### Supplied information
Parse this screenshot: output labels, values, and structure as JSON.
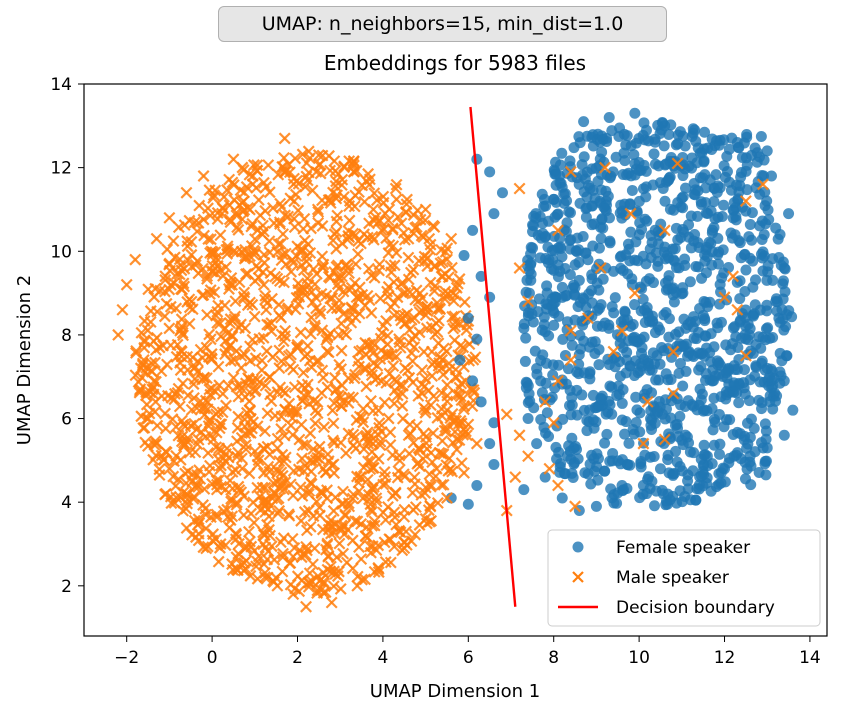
{
  "chart_data": {
    "type": "scatter",
    "suptitle": "UMAP: n_neighbors=15, min_dist=1.0",
    "title": "Embeddings for 5983 files",
    "xlabel": "UMAP Dimension 1",
    "ylabel": "UMAP Dimension 2",
    "xlim": [
      -3.0,
      14.4
    ],
    "ylim": [
      0.8,
      14.0
    ],
    "xticks": [
      "−2",
      "0",
      "2",
      "4",
      "6",
      "8",
      "10",
      "12",
      "14"
    ],
    "yticks": [
      "2",
      "4",
      "6",
      "8",
      "10",
      "12",
      "14"
    ],
    "xtick_values": [
      -2,
      0,
      2,
      4,
      6,
      8,
      10,
      12,
      14
    ],
    "ytick_values": [
      2,
      4,
      6,
      8,
      10,
      12,
      14
    ],
    "grid": false,
    "legend_position": "lower-right",
    "series": [
      {
        "name": "Female speaker",
        "marker": "circle",
        "color": "#1f77b4",
        "cluster": {
          "x_range": [
            5.5,
            13.7
          ],
          "y_range": [
            3.7,
            13.3
          ]
        },
        "points": [
          [
            6.2,
            12.2
          ],
          [
            6.5,
            11.9
          ],
          [
            6.8,
            11.4
          ],
          [
            6.6,
            10.9
          ],
          [
            6.1,
            10.5
          ],
          [
            5.9,
            9.9
          ],
          [
            6.3,
            9.4
          ],
          [
            6.5,
            8.9
          ],
          [
            6.0,
            8.4
          ],
          [
            6.2,
            7.9
          ],
          [
            5.8,
            7.4
          ],
          [
            6.1,
            6.9
          ],
          [
            6.3,
            6.4
          ],
          [
            6.6,
            5.9
          ],
          [
            6.5,
            5.4
          ],
          [
            6.6,
            4.9
          ],
          [
            6.2,
            4.4
          ],
          [
            6.0,
            3.95
          ],
          [
            5.6,
            4.1
          ],
          [
            7.3,
            4.3
          ],
          [
            9.9,
            13.3
          ],
          [
            9.3,
            13.2
          ],
          [
            8.7,
            13.1
          ],
          [
            10.6,
            13.0
          ],
          [
            11.3,
            12.9
          ],
          [
            12.3,
            12.6
          ],
          [
            13.0,
            12.4
          ],
          [
            13.1,
            11.8
          ],
          [
            13.5,
            10.9
          ],
          [
            13.3,
            10.4
          ],
          [
            13.4,
            9.6
          ],
          [
            13.2,
            8.8
          ],
          [
            13.3,
            8.3
          ],
          [
            13.0,
            7.2
          ],
          [
            13.4,
            6.9
          ],
          [
            13.6,
            6.2
          ],
          [
            13.4,
            5.6
          ],
          [
            13.0,
            5.3
          ],
          [
            12.6,
            5.1
          ],
          [
            12.0,
            4.8
          ],
          [
            11.2,
            5.2
          ],
          [
            10.5,
            4.8
          ],
          [
            10.3,
            4.5
          ],
          [
            9.6,
            4.4
          ],
          [
            9.0,
            3.9
          ],
          [
            8.6,
            3.8
          ],
          [
            8.2,
            4.1
          ],
          [
            7.8,
            4.6
          ],
          [
            7.6,
            5.4
          ],
          [
            7.4,
            6.0
          ]
        ]
      },
      {
        "name": "Male speaker",
        "marker": "x",
        "color": "#ff7f0e",
        "cluster": {
          "x_range": [
            -2.2,
            7.6
          ],
          "y_range": [
            1.4,
            12.7
          ]
        },
        "points": [
          [
            1.7,
            12.7
          ],
          [
            2.5,
            12.3
          ],
          [
            3.3,
            12.1
          ],
          [
            0.5,
            12.2
          ],
          [
            -0.2,
            11.8
          ],
          [
            -0.6,
            11.4
          ],
          [
            -1.0,
            10.8
          ],
          [
            -1.3,
            10.3
          ],
          [
            -1.8,
            9.8
          ],
          [
            -2.0,
            9.2
          ],
          [
            -2.1,
            8.6
          ],
          [
            -2.2,
            8.0
          ],
          [
            -1.6,
            7.4
          ],
          [
            -1.4,
            6.7
          ],
          [
            -1.5,
            6.0
          ],
          [
            -1.3,
            5.4
          ],
          [
            -1.0,
            4.8
          ],
          [
            -0.6,
            4.2
          ],
          [
            -0.3,
            3.5
          ],
          [
            0.2,
            3.0
          ],
          [
            0.8,
            2.6
          ],
          [
            1.3,
            2.2
          ],
          [
            1.9,
            1.8
          ],
          [
            2.2,
            1.5
          ],
          [
            2.8,
            1.6
          ],
          [
            3.4,
            2.0
          ],
          [
            3.9,
            2.4
          ],
          [
            4.5,
            2.9
          ],
          [
            5.0,
            3.6
          ],
          [
            5.5,
            4.1
          ],
          [
            5.9,
            4.7
          ],
          [
            6.2,
            5.4
          ],
          [
            5.5,
            6.2
          ],
          [
            5.7,
            7.0
          ],
          [
            5.3,
            7.8
          ],
          [
            5.0,
            8.6
          ],
          [
            5.4,
            9.4
          ],
          [
            5.6,
            10.3
          ],
          [
            5.0,
            11.0
          ],
          [
            4.3,
            11.5
          ],
          [
            7.2,
            11.5
          ],
          [
            8.4,
            11.9
          ],
          [
            9.2,
            12.0
          ],
          [
            10.9,
            12.1
          ],
          [
            12.9,
            11.6
          ],
          [
            12.5,
            11.2
          ],
          [
            9.8,
            10.9
          ],
          [
            8.1,
            10.5
          ],
          [
            10.6,
            10.5
          ],
          [
            7.2,
            9.6
          ],
          [
            9.1,
            9.6
          ],
          [
            12.2,
            9.4
          ],
          [
            7.4,
            8.8
          ],
          [
            9.9,
            9.0
          ],
          [
            12.0,
            8.9
          ],
          [
            8.4,
            8.1
          ],
          [
            8.8,
            8.4
          ],
          [
            9.6,
            8.1
          ],
          [
            12.3,
            8.6
          ],
          [
            8.4,
            7.4
          ],
          [
            8.1,
            6.9
          ],
          [
            9.4,
            7.6
          ],
          [
            10.8,
            7.6
          ],
          [
            12.5,
            7.5
          ],
          [
            7.8,
            6.4
          ],
          [
            8.0,
            5.9
          ],
          [
            10.2,
            6.4
          ],
          [
            10.8,
            6.6
          ],
          [
            7.2,
            5.6
          ],
          [
            10.1,
            5.4
          ],
          [
            10.6,
            5.5
          ],
          [
            7.4,
            5.1
          ],
          [
            7.9,
            4.8
          ],
          [
            8.1,
            4.4
          ],
          [
            8.5,
            3.9
          ],
          [
            6.9,
            3.8
          ],
          [
            7.1,
            4.6
          ],
          [
            6.9,
            6.1
          ]
        ]
      },
      {
        "name": "Decision boundary",
        "marker": "line",
        "color": "#ff0000",
        "x": [
          6.05,
          7.1
        ],
        "y": [
          13.45,
          1.5
        ]
      }
    ]
  }
}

### Exercise directions
In the records above, how many lines contain the string "Dimension"? State that number only.

### Exercise output
2